▸ Work required
Reproduce the records below in full and without edits, omitting images.

▸ Dataset
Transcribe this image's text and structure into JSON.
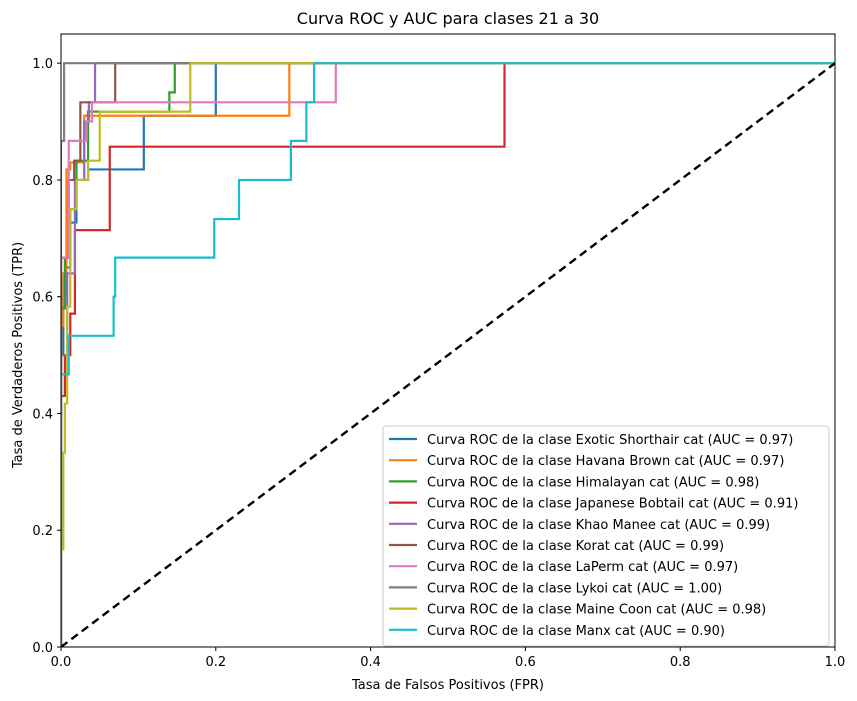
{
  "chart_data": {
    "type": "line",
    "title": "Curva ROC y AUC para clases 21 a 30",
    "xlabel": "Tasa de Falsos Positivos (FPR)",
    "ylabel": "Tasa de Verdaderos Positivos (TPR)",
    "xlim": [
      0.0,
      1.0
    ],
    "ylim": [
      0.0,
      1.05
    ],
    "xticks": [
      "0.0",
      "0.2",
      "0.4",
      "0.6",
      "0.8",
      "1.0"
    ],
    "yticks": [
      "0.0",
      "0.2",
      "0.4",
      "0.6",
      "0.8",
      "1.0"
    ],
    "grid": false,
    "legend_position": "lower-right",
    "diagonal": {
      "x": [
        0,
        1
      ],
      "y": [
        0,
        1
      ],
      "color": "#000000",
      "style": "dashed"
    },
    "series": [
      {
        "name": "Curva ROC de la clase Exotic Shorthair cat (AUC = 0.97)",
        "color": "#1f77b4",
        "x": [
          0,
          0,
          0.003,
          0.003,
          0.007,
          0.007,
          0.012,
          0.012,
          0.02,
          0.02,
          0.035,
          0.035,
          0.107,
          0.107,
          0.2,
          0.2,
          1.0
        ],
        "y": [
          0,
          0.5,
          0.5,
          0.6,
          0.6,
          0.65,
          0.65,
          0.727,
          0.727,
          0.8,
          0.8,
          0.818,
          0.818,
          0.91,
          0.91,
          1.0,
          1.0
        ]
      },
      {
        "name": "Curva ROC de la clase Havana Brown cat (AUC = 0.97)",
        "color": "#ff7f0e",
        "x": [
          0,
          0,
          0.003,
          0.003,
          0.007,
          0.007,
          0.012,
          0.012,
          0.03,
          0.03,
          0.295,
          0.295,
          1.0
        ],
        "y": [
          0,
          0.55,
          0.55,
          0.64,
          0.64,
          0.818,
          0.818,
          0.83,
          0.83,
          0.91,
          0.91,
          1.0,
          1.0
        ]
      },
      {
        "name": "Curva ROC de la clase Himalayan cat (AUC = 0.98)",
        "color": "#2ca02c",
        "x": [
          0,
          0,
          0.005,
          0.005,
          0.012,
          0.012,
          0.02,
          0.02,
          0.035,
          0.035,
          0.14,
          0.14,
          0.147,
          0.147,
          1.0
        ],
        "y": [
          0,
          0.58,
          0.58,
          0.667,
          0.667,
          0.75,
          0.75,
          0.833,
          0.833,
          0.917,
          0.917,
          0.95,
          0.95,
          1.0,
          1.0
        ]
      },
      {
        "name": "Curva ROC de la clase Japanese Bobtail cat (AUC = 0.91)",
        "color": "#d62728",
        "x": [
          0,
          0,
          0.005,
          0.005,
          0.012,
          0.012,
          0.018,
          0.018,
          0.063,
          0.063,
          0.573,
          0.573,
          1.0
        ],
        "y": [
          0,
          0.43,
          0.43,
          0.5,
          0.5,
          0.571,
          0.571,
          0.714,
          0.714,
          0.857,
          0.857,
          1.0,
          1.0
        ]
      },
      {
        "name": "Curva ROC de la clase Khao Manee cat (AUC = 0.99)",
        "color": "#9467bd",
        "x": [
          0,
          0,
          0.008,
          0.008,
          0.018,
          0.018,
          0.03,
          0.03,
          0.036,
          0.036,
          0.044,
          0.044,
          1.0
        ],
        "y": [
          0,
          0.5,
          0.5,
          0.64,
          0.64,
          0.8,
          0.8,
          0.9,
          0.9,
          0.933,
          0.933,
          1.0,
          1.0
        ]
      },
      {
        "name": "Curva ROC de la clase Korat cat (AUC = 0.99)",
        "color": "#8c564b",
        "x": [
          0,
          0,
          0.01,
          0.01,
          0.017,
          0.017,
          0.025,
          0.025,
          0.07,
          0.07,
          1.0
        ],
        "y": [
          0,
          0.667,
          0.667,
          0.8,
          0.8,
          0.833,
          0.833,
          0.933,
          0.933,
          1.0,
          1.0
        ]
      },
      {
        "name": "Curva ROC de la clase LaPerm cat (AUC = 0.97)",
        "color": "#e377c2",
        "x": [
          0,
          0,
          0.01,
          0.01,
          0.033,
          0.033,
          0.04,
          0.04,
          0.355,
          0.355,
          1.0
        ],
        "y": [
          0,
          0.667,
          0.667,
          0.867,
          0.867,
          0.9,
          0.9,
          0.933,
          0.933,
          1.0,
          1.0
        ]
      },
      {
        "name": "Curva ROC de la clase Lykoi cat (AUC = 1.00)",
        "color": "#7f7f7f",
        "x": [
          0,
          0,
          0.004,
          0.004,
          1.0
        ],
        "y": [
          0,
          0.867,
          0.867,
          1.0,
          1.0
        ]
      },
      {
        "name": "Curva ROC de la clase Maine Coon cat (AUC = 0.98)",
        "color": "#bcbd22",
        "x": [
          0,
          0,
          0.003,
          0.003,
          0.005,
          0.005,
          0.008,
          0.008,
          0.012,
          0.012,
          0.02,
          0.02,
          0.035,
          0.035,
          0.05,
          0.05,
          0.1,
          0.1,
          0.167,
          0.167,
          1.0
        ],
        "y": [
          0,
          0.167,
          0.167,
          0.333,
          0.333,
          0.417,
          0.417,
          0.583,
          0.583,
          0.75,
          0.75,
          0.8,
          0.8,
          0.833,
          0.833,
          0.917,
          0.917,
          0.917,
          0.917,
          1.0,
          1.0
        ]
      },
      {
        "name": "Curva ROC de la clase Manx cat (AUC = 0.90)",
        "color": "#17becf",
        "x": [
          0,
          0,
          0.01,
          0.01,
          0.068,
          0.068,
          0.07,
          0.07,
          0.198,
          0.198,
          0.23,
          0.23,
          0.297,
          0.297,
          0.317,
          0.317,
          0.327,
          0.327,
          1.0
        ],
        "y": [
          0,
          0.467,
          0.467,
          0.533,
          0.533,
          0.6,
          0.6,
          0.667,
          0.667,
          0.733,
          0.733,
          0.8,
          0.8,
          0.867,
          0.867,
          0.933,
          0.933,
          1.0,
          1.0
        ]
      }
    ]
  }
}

▸ Exercise response
Transcribe this image's text and structure into JSON.
{
  "chart_data": {
    "type": "line",
    "title": "Curva ROC y AUC para clases 21 a 30",
    "xlabel": "Tasa de Falsos Positivos (FPR)",
    "ylabel": "Tasa de Verdaderos Positivos (TPR)",
    "xlim": [
      0.0,
      1.0
    ],
    "ylim": [
      0.0,
      1.05
    ],
    "xticks": [
      "0.0",
      "0.2",
      "0.4",
      "0.6",
      "0.8",
      "1.0"
    ],
    "yticks": [
      "0.0",
      "0.2",
      "0.4",
      "0.6",
      "0.8",
      "1.0"
    ],
    "grid": false,
    "legend_position": "lower-right",
    "diagonal": {
      "x": [
        0,
        1
      ],
      "y": [
        0,
        1
      ],
      "color": "#000000",
      "style": "dashed"
    },
    "series": [
      {
        "name": "Curva ROC de la clase Exotic Shorthair cat (AUC = 0.97)",
        "color": "#1f77b4",
        "x": [
          0,
          0,
          0.003,
          0.003,
          0.007,
          0.007,
          0.012,
          0.012,
          0.02,
          0.02,
          0.035,
          0.035,
          0.107,
          0.107,
          0.2,
          0.2,
          1.0
        ],
        "y": [
          0,
          0.5,
          0.5,
          0.6,
          0.6,
          0.65,
          0.65,
          0.727,
          0.727,
          0.8,
          0.8,
          0.818,
          0.818,
          0.91,
          0.91,
          1.0,
          1.0
        ]
      },
      {
        "name": "Curva ROC de la clase Havana Brown cat (AUC = 0.97)",
        "color": "#ff7f0e",
        "x": [
          0,
          0,
          0.003,
          0.003,
          0.007,
          0.007,
          0.012,
          0.012,
          0.03,
          0.03,
          0.295,
          0.295,
          1.0
        ],
        "y": [
          0,
          0.55,
          0.55,
          0.64,
          0.64,
          0.818,
          0.818,
          0.83,
          0.83,
          0.91,
          0.91,
          1.0,
          1.0
        ]
      },
      {
        "name": "Curva ROC de la clase Himalayan cat (AUC = 0.98)",
        "color": "#2ca02c",
        "x": [
          0,
          0,
          0.005,
          0.005,
          0.012,
          0.012,
          0.02,
          0.02,
          0.035,
          0.035,
          0.14,
          0.14,
          0.147,
          0.147,
          1.0
        ],
        "y": [
          0,
          0.58,
          0.58,
          0.667,
          0.667,
          0.75,
          0.75,
          0.833,
          0.833,
          0.917,
          0.917,
          0.95,
          0.95,
          1.0,
          1.0
        ]
      },
      {
        "name": "Curva ROC de la clase Japanese Bobtail cat (AUC = 0.91)",
        "color": "#d62728",
        "x": [
          0,
          0,
          0.005,
          0.005,
          0.012,
          0.012,
          0.018,
          0.018,
          0.063,
          0.063,
          0.573,
          0.573,
          1.0
        ],
        "y": [
          0,
          0.43,
          0.43,
          0.5,
          0.5,
          0.571,
          0.571,
          0.714,
          0.714,
          0.857,
          0.857,
          1.0,
          1.0
        ]
      },
      {
        "name": "Curva ROC de la clase Khao Manee cat (AUC = 0.99)",
        "color": "#9467bd",
        "x": [
          0,
          0,
          0.008,
          0.008,
          0.018,
          0.018,
          0.03,
          0.03,
          0.036,
          0.036,
          0.044,
          0.044,
          1.0
        ],
        "y": [
          0,
          0.5,
          0.5,
          0.64,
          0.64,
          0.8,
          0.8,
          0.9,
          0.9,
          0.933,
          0.933,
          1.0,
          1.0
        ]
      },
      {
        "name": "Curva ROC de la clase Korat cat (AUC = 0.99)",
        "color": "#8c564b",
        "x": [
          0,
          0,
          0.01,
          0.01,
          0.017,
          0.017,
          0.025,
          0.025,
          0.07,
          0.07,
          1.0
        ],
        "y": [
          0,
          0.667,
          0.667,
          0.8,
          0.8,
          0.833,
          0.833,
          0.933,
          0.933,
          1.0,
          1.0
        ]
      },
      {
        "name": "Curva ROC de la clase LaPerm cat (AUC = 0.97)",
        "color": "#e377c2",
        "x": [
          0,
          0,
          0.01,
          0.01,
          0.033,
          0.033,
          0.04,
          0.04,
          0.355,
          0.355,
          1.0
        ],
        "y": [
          0,
          0.667,
          0.667,
          0.867,
          0.867,
          0.9,
          0.9,
          0.933,
          0.933,
          1.0,
          1.0
        ]
      },
      {
        "name": "Curva ROC de la clase Lykoi cat (AUC = 1.00)",
        "color": "#7f7f7f",
        "x": [
          0,
          0,
          0.004,
          0.004,
          1.0
        ],
        "y": [
          0,
          0.867,
          0.867,
          1.0,
          1.0
        ]
      },
      {
        "name": "Curva ROC de la clase Maine Coon cat (AUC = 0.98)",
        "color": "#bcbd22",
        "x": [
          0,
          0,
          0.003,
          0.003,
          0.005,
          0.005,
          0.008,
          0.008,
          0.012,
          0.012,
          0.02,
          0.02,
          0.035,
          0.035,
          0.05,
          0.05,
          0.1,
          0.1,
          0.167,
          0.167,
          1.0
        ],
        "y": [
          0,
          0.167,
          0.167,
          0.333,
          0.333,
          0.417,
          0.417,
          0.583,
          0.583,
          0.75,
          0.75,
          0.8,
          0.8,
          0.833,
          0.833,
          0.917,
          0.917,
          0.917,
          0.917,
          1.0,
          1.0
        ]
      },
      {
        "name": "Curva ROC de la clase Manx cat (AUC = 0.90)",
        "color": "#17becf",
        "x": [
          0,
          0,
          0.01,
          0.01,
          0.068,
          0.068,
          0.07,
          0.07,
          0.198,
          0.198,
          0.23,
          0.23,
          0.297,
          0.297,
          0.317,
          0.317,
          0.327,
          0.327,
          1.0
        ],
        "y": [
          0,
          0.467,
          0.467,
          0.533,
          0.533,
          0.6,
          0.6,
          0.667,
          0.667,
          0.733,
          0.733,
          0.8,
          0.8,
          0.867,
          0.867,
          0.933,
          0.933,
          1.0,
          1.0
        ]
      }
    ]
  }
}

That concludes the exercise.